Exercise prompt → Output the entries verbatim, including every line.

====== Information supplied

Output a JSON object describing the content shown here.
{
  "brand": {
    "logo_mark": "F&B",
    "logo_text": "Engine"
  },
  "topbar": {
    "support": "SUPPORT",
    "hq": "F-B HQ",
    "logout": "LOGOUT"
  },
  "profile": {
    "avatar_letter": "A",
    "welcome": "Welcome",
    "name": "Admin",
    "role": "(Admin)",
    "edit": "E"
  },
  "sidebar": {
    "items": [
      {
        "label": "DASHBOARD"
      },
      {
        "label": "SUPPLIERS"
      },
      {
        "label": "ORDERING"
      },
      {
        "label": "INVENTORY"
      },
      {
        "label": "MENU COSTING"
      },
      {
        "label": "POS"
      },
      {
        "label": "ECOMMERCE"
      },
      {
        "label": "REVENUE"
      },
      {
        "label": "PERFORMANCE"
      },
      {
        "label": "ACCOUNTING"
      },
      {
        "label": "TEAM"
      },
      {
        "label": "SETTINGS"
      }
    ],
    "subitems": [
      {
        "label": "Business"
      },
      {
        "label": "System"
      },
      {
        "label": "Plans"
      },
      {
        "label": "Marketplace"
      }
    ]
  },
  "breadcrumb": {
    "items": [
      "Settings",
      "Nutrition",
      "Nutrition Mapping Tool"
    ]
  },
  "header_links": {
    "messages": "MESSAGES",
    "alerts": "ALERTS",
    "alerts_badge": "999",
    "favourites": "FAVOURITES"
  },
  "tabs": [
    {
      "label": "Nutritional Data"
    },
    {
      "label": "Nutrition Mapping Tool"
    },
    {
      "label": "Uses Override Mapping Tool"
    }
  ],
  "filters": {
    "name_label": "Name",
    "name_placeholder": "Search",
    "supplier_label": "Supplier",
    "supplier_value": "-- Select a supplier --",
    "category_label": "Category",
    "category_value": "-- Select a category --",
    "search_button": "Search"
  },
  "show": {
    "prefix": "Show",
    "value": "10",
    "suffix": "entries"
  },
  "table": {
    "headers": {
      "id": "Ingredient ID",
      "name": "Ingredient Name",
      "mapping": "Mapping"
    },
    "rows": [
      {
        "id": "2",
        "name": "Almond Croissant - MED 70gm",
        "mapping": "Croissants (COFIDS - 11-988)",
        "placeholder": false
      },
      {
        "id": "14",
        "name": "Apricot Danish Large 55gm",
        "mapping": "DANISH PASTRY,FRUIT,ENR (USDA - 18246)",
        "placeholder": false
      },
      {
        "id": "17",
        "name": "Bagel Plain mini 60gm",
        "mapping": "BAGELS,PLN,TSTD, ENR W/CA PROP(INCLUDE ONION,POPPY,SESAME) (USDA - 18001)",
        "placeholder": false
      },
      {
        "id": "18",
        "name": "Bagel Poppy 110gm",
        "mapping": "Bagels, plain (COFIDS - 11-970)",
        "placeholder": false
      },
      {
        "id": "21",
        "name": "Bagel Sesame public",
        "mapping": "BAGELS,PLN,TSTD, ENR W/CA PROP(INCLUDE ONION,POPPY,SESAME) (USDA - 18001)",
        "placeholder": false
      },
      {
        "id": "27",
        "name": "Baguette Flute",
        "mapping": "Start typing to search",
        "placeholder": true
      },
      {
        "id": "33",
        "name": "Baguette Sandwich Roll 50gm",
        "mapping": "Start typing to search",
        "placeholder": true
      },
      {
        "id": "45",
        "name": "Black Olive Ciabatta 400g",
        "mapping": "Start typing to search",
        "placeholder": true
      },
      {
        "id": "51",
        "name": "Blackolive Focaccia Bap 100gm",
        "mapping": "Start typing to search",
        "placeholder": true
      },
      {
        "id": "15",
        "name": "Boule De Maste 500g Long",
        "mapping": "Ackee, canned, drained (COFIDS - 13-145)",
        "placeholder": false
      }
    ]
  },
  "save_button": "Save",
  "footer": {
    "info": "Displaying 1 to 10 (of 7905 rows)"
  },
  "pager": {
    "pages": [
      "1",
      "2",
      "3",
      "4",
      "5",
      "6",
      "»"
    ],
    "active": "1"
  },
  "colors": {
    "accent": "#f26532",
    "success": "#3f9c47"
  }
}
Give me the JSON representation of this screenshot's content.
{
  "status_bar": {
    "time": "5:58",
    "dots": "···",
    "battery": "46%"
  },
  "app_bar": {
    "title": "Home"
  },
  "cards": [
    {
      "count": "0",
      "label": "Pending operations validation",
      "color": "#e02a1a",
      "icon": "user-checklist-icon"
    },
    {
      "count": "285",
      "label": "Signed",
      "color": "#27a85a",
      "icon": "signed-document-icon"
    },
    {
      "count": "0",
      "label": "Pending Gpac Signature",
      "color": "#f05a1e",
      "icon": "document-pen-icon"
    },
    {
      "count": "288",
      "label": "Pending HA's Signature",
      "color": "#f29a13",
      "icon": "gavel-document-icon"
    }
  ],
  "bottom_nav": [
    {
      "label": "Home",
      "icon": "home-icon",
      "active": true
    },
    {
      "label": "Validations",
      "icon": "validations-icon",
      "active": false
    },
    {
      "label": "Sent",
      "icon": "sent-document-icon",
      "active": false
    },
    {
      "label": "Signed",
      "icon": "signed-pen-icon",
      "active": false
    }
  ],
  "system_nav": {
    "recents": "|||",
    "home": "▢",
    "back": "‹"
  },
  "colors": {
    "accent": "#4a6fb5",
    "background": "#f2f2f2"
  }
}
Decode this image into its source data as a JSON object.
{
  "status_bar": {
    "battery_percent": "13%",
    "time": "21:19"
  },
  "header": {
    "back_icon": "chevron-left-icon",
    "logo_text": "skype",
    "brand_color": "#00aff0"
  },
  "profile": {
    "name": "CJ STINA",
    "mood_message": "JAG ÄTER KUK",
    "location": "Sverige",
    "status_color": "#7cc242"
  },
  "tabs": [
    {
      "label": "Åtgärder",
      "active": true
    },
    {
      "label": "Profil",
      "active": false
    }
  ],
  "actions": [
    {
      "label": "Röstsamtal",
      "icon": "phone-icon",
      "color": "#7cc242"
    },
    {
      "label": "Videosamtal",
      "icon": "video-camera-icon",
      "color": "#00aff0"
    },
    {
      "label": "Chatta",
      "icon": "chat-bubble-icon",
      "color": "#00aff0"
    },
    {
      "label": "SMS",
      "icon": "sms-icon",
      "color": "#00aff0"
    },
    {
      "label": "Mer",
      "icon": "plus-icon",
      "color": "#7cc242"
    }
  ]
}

============

Task solution →
Output a JSON object describing the content shown here.
{
  "brand": {
    "logo_mark": "F&B",
    "logo_text": "Engine"
  },
  "topbar": {
    "support": "SUPPORT",
    "hq": "F-B HQ",
    "logout": "LOGOUT"
  },
  "profile": {
    "avatar_letter": "A",
    "welcome": "Welcome",
    "name": "Admin",
    "role": "(Admin)",
    "edit": "E"
  },
  "sidebar": {
    "items": [
      {
        "label": "DASHBOARD"
      },
      {
        "label": "SUPPLIERS"
      },
      {
        "label": "ORDERING"
      },
      {
        "label": "INVENTORY"
      },
      {
        "label": "MENU COSTING"
      },
      {
        "label": "POS"
      },
      {
        "label": "ECOMMERCE"
      },
      {
        "label": "REVENUE"
      },
      {
        "label": "PERFORMANCE"
      },
      {
        "label": "ACCOUNTING"
      },
      {
        "label": "TEAM"
      },
      {
        "label": "SETTINGS"
      }
    ],
    "subitems": [
      {
        "label": "Business"
      },
      {
        "label": "System"
      },
      {
        "label": "Plans"
      },
      {
        "label": "Marketplace"
      }
    ]
  },
  "breadcrumb": {
    "items": [
      "Settings",
      "Nutrition",
      "Nutrition Mapping Tool"
    ]
  },
  "header_links": {
    "messages": "MESSAGES",
    "alerts": "ALERTS",
    "alerts_badge": "999",
    "favourites": "FAVOURITES"
  },
  "tabs": [
    {
      "label": "Nutritional Data"
    },
    {
      "label": "Nutrition Mapping Tool"
    },
    {
      "label": "Uses Override Mapping Tool"
    }
  ],
  "filters": {
    "name_label": "Name",
    "name_placeholder": "Search",
    "supplier_label": "Supplier",
    "supplier_value": "-- Select a supplier --",
    "category_label": "Category",
    "category_value": "-- Select a category --",
    "search_button": "Search"
  },
  "show": {
    "prefix": "Show",
    "value": "10",
    "suffix": "entries"
  },
  "table": {
    "headers": {
      "id": "Ingredient ID",
      "name": "Ingredient Name",
      "mapping": "Mapping"
    },
    "rows": [
      {
        "id": "2",
        "name": "Almond Croissant - MED 70gm",
        "mapping": "Croissants (COFIDS - 11-988)",
        "placeholder": false
      },
      {
        "id": "14",
        "name": "Apricot Danish Large 55gm",
        "mapping": "DANISH PASTRY,FRUIT,ENR (USDA - 18246)",
        "placeholder": false
      },
      {
        "id": "17",
        "name": "Bagel Plain mini 60gm",
        "mapping": "BAGELS,PLN,TSTD, ENR W/CA PROP(INCLUDE ONION,POPPY,SESAME) (USDA - 18001)",
        "placeholder": false
      },
      {
        "id": "18",
        "name": "Bagel Poppy 110gm",
        "mapping": "Bagels, plain (COFIDS - 11-970)",
        "placeholder": false
      },
      {
        "id": "21",
        "name": "Bagel Sesame public",
        "mapping": "BAGELS,PLN,TSTD, ENR W/CA PROP(INCLUDE ONION,POPPY,SESAME) (USDA - 18001)",
        "placeholder": false
      },
      {
        "id": "27",
        "name": "Baguette Flute",
        "mapping": "Start typing to search",
        "placeholder": true
      },
      {
        "id": "33",
        "name": "Baguette Sandwich Roll 50gm",
        "mapping": "Start typing to search",
        "placeholder": true
      },
      {
        "id": "45",
        "name": "Black Olive Ciabatta 400g",
        "mapping": "Start typing to search",
        "placeholder": true
      },
      {
        "id": "51",
        "name": "Blackolive Focaccia Bap 100gm",
        "mapping": "Start typing to search",
        "placeholder": true
      },
      {
        "id": "15",
        "name": "Boule De Maste 500g Long",
        "mapping": "Ackee, canned, drained (COFIDS - 13-145)",
        "placeholder": false
      }
    ]
  },
  "save_button": "Save",
  "footer": {
    "info": "Displaying 1 to 10 (of 7905 rows)"
  },
  "pager": {
    "pages": [
      "1",
      "2",
      "3",
      "4",
      "5",
      "6",
      "»"
    ],
    "active": "1"
  },
  "colors": {
    "accent": "#f26532",
    "success": "#3f9c47"
  }
}
Give me the JSON representation of this screenshot's content.
{
  "status_bar": {
    "time": "5:58",
    "dots": "···",
    "battery": "46%"
  },
  "app_bar": {
    "title": "Home"
  },
  "cards": [
    {
      "count": "0",
      "label": "Pending operations validation",
      "color": "#e02a1a",
      "icon": "user-checklist-icon"
    },
    {
      "count": "285",
      "label": "Signed",
      "color": "#27a85a",
      "icon": "signed-document-icon"
    },
    {
      "count": "0",
      "label": "Pending Gpac Signature",
      "color": "#f05a1e",
      "icon": "document-pen-icon"
    },
    {
      "count": "288",
      "label": "Pending HA's Signature",
      "color": "#f29a13",
      "icon": "gavel-document-icon"
    }
  ],
  "bottom_nav": [
    {
      "label": "Home",
      "icon": "home-icon",
      "active": true
    },
    {
      "label": "Validations",
      "icon": "validations-icon",
      "active": false
    },
    {
      "label": "Sent",
      "icon": "sent-document-icon",
      "active": false
    },
    {
      "label": "Signed",
      "icon": "signed-pen-icon",
      "active": false
    }
  ],
  "system_nav": {
    "recents": "|||",
    "home": "▢",
    "back": "‹"
  },
  "colors": {
    "accent": "#4a6fb5",
    "background": "#f2f2f2"
  }
}
Decode this image into its source data as a JSON object.
{
  "status_bar": {
    "battery_percent": "13%",
    "time": "21:19"
  },
  "header": {
    "back_icon": "chevron-left-icon",
    "logo_text": "skype",
    "brand_color": "#00aff0"
  },
  "profile": {
    "name": "CJ STINA",
    "mood_message": "JAG ÄTER KUK",
    "location": "Sverige",
    "status_color": "#7cc242"
  },
  "tabs": [
    {
      "label": "Åtgärder",
      "active": true
    },
    {
      "label": "Profil",
      "active": false
    }
  ],
  "actions": [
    {
      "label": "Röstsamtal",
      "icon": "phone-icon",
      "color": "#7cc242"
    },
    {
      "label": "Videosamtal",
      "icon": "video-camera-icon",
      "color": "#00aff0"
    },
    {
      "label": "Chatta",
      "icon": "chat-bubble-icon",
      "color": "#00aff0"
    },
    {
      "label": "SMS",
      "icon": "sms-icon",
      "color": "#00aff0"
    },
    {
      "label": "Mer",
      "icon": "plus-icon",
      "color": "#7cc242"
    }
  ]
}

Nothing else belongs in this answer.